• Your goal:
Without altering anything, repeat each of the records.

• Information shown:

⟨

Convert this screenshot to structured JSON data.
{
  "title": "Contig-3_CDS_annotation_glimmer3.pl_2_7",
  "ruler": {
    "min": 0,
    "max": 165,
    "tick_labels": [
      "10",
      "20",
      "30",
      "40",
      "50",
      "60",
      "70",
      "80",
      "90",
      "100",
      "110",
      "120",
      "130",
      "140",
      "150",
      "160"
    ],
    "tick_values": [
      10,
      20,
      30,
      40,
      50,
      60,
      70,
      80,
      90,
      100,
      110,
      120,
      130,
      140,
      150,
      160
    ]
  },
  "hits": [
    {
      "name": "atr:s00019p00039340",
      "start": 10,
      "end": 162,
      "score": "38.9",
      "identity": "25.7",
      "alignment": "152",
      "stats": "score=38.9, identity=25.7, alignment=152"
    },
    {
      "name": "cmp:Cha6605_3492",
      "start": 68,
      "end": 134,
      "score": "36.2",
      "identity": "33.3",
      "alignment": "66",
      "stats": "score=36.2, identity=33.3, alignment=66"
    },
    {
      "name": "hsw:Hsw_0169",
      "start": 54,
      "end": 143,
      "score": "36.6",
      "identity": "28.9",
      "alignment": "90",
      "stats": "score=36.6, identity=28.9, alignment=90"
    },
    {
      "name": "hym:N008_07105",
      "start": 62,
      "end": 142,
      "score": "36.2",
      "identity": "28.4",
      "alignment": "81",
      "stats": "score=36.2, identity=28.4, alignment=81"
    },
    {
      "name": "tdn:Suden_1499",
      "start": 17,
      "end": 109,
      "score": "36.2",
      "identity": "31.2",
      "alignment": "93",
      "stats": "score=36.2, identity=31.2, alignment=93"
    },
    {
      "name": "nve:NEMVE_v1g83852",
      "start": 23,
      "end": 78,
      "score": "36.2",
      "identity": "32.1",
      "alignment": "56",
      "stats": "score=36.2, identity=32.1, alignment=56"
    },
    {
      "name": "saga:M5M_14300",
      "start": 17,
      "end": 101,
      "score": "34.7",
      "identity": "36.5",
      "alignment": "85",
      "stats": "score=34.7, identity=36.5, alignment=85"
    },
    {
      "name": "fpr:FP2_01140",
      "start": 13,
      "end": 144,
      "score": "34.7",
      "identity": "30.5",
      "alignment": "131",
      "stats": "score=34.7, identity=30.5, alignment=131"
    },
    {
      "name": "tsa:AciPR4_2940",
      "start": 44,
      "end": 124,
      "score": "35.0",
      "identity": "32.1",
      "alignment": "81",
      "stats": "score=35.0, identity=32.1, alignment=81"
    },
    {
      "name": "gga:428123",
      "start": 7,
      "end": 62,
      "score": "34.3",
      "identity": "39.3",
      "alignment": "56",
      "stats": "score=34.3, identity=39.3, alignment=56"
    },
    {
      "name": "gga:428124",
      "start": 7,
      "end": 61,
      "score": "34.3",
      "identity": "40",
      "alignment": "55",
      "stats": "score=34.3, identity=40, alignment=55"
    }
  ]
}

⟩

• Answer to the task:
Convert this screenshot to structured JSON data.
{
  "title": "Contig-3_CDS_annotation_glimmer3.pl_2_7",
  "ruler": {
    "min": 0,
    "max": 165,
    "tick_labels": [
      "10",
      "20",
      "30",
      "40",
      "50",
      "60",
      "70",
      "80",
      "90",
      "100",
      "110",
      "120",
      "130",
      "140",
      "150",
      "160"
    ],
    "tick_values": [
      10,
      20,
      30,
      40,
      50,
      60,
      70,
      80,
      90,
      100,
      110,
      120,
      130,
      140,
      150,
      160
    ]
  },
  "hits": [
    {
      "name": "atr:s00019p00039340",
      "start": 10,
      "end": 162,
      "score": "38.9",
      "identity": "25.7",
      "alignment": "152",
      "stats": "score=38.9, identity=25.7, alignment=152"
    },
    {
      "name": "cmp:Cha6605_3492",
      "start": 68,
      "end": 134,
      "score": "36.2",
      "identity": "33.3",
      "alignment": "66",
      "stats": "score=36.2, identity=33.3, alignment=66"
    },
    {
      "name": "hsw:Hsw_0169",
      "start": 54,
      "end": 143,
      "score": "36.6",
      "identity": "28.9",
      "alignment": "90",
      "stats": "score=36.6, identity=28.9, alignment=90"
    },
    {
      "name": "hym:N008_07105",
      "start": 62,
      "end": 142,
      "score": "36.2",
      "identity": "28.4",
      "alignment": "81",
      "stats": "score=36.2, identity=28.4, alignment=81"
    },
    {
      "name": "tdn:Suden_1499",
      "start": 17,
      "end": 109,
      "score": "36.2",
      "identity": "31.2",
      "alignment": "93",
      "stats": "score=36.2, identity=31.2, alignment=93"
    },
    {
      "name": "nve:NEMVE_v1g83852",
      "start": 23,
      "end": 78,
      "score": "36.2",
      "identity": "32.1",
      "alignment": "56",
      "stats": "score=36.2, identity=32.1, alignment=56"
    },
    {
      "name": "saga:M5M_14300",
      "start": 17,
      "end": 101,
      "score": "34.7",
      "identity": "36.5",
      "alignment": "85",
      "stats": "score=34.7, identity=36.5, alignment=85"
    },
    {
      "name": "fpr:FP2_01140",
      "start": 13,
      "end": 144,
      "score": "34.7",
      "identity": "30.5",
      "alignment": "131",
      "stats": "score=34.7, identity=30.5, alignment=131"
    },
    {
      "name": "tsa:AciPR4_2940",
      "start": 44,
      "end": 124,
      "score": "35.0",
      "identity": "32.1",
      "alignment": "81",
      "stats": "score=35.0, identity=32.1, alignment=81"
    },
    {
      "name": "gga:428123",
      "start": 7,
      "end": 62,
      "score": "34.3",
      "identity": "39.3",
      "alignment": "56",
      "stats": "score=34.3, identity=39.3, alignment=56"
    },
    {
      "name": "gga:428124",
      "start": 7,
      "end": 61,
      "score": "34.3",
      "identity": "40",
      "alignment": "55",
      "stats": "score=34.3, identity=40, alignment=55"
    }
  ]
}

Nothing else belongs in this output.